### TASK PROMPT
From the entries below, say how many lines carry the word "Perspektivy", and give nothing but the number.
** begin RECORDS FOR THE EXERCISE **
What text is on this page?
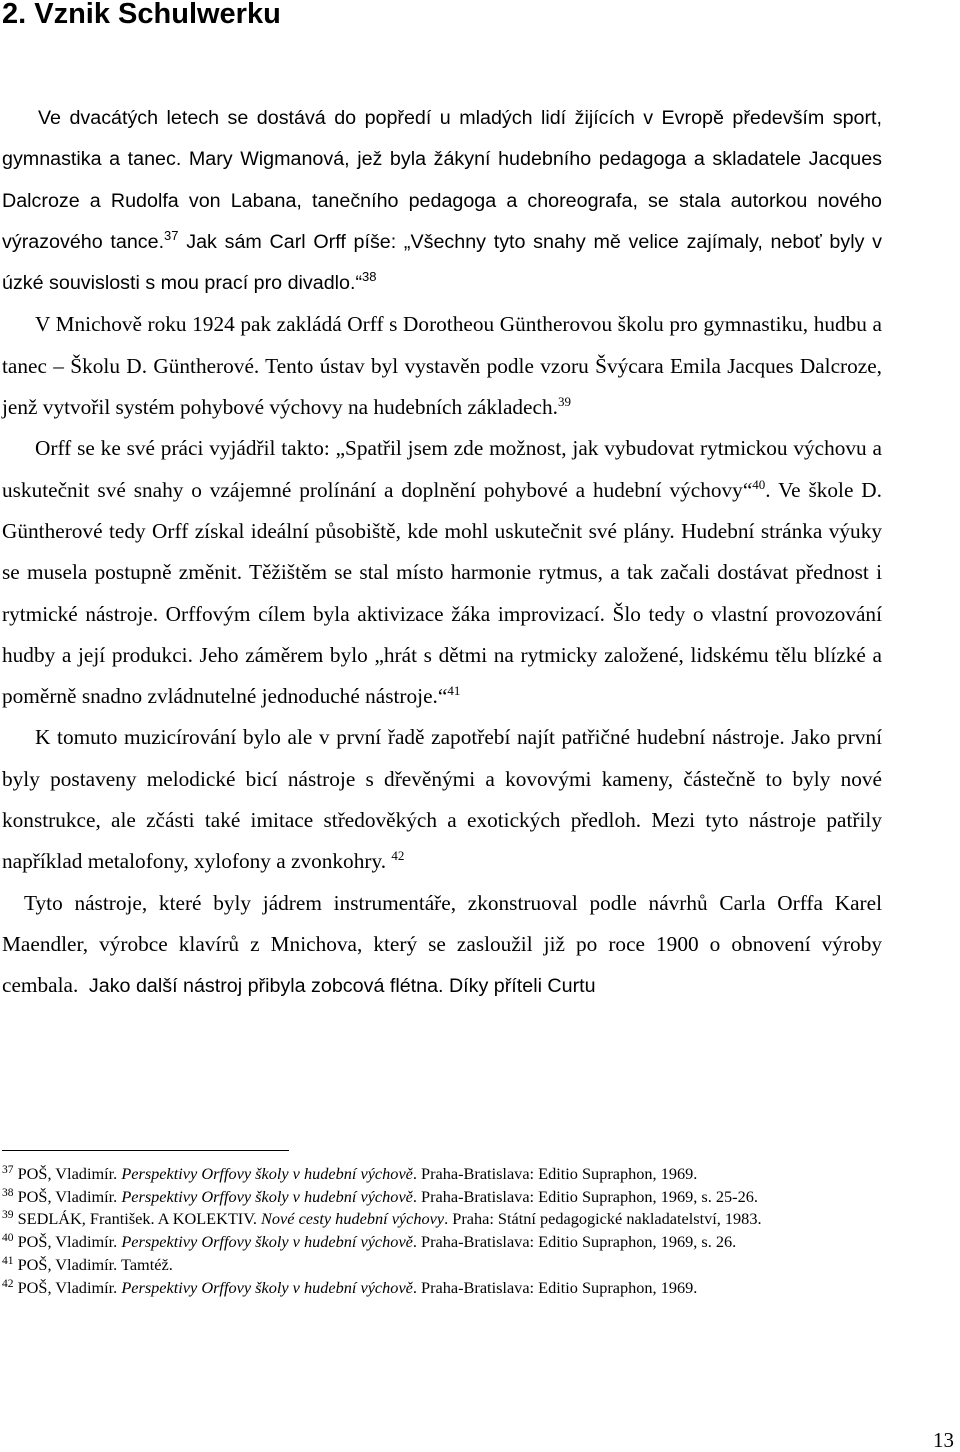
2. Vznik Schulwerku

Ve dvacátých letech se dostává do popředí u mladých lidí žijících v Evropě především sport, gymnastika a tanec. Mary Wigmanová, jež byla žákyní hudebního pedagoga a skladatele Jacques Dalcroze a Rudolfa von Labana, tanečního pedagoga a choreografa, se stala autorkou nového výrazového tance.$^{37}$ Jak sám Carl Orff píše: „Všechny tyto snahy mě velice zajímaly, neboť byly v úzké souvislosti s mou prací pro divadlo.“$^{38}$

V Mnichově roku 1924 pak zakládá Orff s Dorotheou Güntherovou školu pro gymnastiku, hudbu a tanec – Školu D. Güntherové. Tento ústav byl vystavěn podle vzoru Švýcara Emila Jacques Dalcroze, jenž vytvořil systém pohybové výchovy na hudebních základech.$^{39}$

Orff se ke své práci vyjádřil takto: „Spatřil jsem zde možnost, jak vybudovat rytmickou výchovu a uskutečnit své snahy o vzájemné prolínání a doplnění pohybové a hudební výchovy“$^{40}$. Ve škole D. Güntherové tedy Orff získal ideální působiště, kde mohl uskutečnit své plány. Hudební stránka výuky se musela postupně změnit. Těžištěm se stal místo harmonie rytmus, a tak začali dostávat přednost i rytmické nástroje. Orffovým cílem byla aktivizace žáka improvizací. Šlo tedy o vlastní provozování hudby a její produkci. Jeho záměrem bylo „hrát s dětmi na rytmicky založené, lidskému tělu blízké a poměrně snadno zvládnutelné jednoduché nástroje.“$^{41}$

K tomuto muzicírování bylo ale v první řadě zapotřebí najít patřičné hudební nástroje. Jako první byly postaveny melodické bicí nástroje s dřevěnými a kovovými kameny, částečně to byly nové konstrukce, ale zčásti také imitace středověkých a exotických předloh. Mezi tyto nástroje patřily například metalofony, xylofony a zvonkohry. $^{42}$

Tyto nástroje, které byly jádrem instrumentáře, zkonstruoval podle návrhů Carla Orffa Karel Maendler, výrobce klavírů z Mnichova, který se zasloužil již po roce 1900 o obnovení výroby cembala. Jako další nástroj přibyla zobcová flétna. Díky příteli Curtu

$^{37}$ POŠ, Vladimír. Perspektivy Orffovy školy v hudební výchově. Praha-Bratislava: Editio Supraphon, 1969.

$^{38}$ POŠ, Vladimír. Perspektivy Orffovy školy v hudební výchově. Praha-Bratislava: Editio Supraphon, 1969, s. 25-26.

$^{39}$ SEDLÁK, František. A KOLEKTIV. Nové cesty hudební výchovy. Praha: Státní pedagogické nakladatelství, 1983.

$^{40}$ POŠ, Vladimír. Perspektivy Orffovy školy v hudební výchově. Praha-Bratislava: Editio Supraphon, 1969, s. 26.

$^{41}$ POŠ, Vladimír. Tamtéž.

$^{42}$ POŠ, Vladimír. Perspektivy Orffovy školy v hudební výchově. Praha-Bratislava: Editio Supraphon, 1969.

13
** end RECORDS FOR THE EXERCISE **
### SOLVED EXERCISE
4